Data for this task
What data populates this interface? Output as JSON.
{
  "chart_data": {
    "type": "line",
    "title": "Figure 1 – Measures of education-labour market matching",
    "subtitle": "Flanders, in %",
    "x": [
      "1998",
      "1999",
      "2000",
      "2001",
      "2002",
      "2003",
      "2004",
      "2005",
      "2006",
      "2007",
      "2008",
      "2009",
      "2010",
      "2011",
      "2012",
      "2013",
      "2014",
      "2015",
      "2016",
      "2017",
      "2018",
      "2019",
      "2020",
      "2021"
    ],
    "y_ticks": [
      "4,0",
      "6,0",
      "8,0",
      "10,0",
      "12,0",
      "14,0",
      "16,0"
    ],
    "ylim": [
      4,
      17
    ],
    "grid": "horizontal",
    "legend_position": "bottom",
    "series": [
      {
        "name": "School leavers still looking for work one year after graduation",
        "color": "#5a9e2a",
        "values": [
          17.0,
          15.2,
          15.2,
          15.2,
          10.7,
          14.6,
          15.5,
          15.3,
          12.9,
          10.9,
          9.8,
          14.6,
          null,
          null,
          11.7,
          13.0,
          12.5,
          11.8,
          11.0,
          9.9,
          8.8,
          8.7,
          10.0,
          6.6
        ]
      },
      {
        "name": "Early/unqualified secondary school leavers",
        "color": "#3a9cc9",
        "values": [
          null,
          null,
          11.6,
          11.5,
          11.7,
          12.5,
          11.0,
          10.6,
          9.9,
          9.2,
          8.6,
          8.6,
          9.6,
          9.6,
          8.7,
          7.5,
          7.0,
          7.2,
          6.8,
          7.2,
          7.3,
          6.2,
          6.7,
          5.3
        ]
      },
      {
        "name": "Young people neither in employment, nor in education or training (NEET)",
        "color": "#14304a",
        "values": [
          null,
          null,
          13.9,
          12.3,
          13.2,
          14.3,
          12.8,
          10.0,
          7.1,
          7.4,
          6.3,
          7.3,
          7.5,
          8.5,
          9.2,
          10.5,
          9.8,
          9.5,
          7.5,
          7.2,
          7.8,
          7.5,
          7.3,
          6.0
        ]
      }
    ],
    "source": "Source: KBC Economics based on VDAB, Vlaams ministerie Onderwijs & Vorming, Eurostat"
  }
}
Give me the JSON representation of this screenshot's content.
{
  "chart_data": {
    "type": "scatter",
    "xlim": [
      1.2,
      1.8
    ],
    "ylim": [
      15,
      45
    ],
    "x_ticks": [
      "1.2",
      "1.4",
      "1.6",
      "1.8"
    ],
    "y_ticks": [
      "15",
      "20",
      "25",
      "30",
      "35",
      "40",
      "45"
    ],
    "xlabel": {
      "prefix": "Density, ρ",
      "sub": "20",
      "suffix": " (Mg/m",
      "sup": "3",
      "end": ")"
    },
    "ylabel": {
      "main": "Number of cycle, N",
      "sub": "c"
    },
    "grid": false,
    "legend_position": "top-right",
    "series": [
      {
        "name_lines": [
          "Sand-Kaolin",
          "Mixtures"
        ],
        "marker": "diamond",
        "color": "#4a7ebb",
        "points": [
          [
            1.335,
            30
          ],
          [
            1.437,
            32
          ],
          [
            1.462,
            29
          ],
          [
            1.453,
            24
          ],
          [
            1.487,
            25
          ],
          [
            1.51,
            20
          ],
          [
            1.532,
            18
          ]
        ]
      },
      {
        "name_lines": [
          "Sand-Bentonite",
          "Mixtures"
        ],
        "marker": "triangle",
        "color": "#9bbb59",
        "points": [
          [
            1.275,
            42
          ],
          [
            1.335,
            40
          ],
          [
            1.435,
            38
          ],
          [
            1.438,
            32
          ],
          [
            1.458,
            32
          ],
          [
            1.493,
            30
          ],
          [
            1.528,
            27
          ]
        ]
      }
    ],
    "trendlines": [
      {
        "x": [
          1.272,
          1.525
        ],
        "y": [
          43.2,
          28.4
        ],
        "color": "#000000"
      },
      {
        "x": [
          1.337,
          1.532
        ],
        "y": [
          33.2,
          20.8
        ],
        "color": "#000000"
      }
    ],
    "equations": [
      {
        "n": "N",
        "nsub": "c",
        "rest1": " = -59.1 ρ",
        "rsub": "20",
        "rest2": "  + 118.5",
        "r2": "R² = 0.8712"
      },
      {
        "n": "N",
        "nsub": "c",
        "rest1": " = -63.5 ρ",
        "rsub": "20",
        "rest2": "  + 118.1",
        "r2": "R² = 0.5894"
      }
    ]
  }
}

Prompt
In the material above, find the lines that contain "color" and show them.

Expected output
        "color": "#5a9e2a",
        "color": "#3a9cc9",
        "color": "#14304a",
        "color": "#4a7ebb",
        "color": "#9bbb59",
        "color": "#000000"
        "color": "#000000"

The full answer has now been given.